▸ TASK DIRECTIONS
Each line that holds the word "ffffff" should be returned.

# DATASET CONTENT start

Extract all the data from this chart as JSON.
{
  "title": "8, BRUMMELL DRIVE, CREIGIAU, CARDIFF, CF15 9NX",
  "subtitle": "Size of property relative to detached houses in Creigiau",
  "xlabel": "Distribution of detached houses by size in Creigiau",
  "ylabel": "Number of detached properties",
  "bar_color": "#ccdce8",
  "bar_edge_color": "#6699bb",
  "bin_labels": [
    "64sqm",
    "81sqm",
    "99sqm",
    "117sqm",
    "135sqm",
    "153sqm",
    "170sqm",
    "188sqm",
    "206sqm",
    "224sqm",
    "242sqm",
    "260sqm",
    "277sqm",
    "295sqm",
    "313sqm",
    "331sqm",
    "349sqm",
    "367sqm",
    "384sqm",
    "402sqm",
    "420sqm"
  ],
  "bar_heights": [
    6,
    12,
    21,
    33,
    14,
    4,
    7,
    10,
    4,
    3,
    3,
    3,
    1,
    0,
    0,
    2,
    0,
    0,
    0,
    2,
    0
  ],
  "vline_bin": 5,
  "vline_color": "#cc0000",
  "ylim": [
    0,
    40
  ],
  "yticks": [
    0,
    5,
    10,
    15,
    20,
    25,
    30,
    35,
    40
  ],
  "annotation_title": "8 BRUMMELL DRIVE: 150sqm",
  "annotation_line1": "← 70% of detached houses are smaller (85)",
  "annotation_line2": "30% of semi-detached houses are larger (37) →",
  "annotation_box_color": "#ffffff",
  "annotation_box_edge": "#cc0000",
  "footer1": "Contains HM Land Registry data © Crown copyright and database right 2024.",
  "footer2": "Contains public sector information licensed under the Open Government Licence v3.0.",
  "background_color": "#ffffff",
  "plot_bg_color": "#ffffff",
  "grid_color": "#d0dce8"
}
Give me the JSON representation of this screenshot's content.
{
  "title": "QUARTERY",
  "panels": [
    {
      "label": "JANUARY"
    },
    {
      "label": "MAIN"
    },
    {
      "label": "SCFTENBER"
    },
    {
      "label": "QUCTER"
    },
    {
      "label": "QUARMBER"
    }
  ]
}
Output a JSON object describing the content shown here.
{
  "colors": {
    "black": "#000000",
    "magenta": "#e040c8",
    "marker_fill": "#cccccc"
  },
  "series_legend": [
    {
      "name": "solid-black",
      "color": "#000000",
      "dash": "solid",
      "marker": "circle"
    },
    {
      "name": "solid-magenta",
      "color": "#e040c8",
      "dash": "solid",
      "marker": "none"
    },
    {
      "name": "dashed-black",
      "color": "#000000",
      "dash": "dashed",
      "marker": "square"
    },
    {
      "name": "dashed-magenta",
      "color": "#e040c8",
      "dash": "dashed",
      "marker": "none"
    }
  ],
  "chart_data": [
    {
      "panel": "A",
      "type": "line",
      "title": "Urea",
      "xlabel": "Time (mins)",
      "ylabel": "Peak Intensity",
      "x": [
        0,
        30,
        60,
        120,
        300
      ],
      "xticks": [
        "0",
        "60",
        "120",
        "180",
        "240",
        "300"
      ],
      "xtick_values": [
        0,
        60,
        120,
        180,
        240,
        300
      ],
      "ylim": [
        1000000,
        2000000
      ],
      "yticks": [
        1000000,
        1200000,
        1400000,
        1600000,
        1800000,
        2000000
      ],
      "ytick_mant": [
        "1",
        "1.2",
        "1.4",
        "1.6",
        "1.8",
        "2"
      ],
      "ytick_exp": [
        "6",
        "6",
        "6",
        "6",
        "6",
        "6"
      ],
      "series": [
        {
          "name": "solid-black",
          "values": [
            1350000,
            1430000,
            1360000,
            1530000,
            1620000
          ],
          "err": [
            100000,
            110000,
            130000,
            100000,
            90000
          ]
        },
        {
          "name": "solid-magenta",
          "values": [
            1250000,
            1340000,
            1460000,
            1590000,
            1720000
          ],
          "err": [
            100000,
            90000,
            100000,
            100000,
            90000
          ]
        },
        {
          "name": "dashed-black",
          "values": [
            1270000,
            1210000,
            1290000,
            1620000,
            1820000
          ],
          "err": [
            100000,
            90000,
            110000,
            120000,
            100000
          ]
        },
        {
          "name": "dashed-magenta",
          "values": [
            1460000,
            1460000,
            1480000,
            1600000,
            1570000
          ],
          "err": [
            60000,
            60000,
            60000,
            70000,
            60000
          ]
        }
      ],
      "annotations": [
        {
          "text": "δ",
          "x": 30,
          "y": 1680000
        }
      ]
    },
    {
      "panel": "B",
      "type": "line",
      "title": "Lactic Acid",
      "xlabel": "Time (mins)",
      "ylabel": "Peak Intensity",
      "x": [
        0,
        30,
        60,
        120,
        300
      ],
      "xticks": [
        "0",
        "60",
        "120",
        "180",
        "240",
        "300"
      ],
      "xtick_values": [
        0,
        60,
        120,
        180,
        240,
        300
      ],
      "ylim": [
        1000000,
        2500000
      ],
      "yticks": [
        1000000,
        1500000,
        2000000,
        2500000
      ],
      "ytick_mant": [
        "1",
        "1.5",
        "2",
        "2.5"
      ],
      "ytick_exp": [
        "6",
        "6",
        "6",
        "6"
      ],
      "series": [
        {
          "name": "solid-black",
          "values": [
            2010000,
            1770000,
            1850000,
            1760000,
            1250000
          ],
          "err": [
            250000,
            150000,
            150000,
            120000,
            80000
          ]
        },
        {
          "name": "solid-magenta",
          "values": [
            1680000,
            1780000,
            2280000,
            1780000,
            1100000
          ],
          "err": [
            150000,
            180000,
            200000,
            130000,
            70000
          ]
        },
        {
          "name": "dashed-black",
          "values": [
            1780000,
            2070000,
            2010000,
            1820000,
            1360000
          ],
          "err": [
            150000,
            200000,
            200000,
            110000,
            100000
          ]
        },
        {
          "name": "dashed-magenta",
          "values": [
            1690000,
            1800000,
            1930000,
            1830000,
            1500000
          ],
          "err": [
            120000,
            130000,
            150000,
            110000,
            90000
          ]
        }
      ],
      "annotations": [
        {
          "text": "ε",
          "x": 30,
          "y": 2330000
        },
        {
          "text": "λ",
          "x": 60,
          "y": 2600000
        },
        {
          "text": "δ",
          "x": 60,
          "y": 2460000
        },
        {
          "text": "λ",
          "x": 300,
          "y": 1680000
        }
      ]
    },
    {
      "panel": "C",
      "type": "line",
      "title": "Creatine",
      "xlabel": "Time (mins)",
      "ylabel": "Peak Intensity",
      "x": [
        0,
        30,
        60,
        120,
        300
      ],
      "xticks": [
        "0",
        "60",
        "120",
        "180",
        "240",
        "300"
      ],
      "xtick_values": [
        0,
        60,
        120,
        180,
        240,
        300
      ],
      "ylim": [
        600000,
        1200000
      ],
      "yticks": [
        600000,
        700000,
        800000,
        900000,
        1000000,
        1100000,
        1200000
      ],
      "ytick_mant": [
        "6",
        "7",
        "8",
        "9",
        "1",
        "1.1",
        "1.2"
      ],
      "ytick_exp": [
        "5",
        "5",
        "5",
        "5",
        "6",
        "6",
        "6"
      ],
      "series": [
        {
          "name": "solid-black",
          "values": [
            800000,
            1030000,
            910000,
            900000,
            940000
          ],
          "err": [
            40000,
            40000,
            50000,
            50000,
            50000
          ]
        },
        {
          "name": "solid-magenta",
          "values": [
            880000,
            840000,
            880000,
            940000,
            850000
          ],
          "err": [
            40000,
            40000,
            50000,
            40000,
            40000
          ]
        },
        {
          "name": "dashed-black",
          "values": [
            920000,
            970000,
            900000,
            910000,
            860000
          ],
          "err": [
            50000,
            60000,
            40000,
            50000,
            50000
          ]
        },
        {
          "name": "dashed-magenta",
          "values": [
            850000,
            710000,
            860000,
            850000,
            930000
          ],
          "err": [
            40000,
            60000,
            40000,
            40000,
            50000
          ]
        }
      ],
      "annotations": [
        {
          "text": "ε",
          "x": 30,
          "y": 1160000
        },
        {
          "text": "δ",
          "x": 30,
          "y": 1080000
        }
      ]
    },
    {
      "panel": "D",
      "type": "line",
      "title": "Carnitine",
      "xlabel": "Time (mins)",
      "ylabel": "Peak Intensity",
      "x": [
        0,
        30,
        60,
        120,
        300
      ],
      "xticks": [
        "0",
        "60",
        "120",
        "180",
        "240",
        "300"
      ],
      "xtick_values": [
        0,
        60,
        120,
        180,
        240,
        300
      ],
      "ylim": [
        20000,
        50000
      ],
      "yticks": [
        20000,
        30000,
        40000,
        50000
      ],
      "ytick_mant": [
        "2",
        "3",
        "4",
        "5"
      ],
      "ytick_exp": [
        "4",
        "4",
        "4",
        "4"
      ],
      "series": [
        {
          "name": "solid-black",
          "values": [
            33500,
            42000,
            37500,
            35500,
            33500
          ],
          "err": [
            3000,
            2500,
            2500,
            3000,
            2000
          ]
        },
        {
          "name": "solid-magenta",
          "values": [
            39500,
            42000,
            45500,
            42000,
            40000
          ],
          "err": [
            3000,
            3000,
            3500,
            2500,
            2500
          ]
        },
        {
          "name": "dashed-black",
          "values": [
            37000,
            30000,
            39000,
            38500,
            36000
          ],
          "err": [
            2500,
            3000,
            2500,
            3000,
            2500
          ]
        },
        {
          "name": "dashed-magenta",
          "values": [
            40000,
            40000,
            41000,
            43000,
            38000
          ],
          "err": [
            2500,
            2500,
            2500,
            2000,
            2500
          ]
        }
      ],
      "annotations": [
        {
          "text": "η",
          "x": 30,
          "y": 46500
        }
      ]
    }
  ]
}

# DATASET CONTENT end

▸ OUTPUT BELOW
  "annotation_box_color": "#ffffff",
  "background_color": "#ffffff",
  "plot_bg_color": "#ffffff",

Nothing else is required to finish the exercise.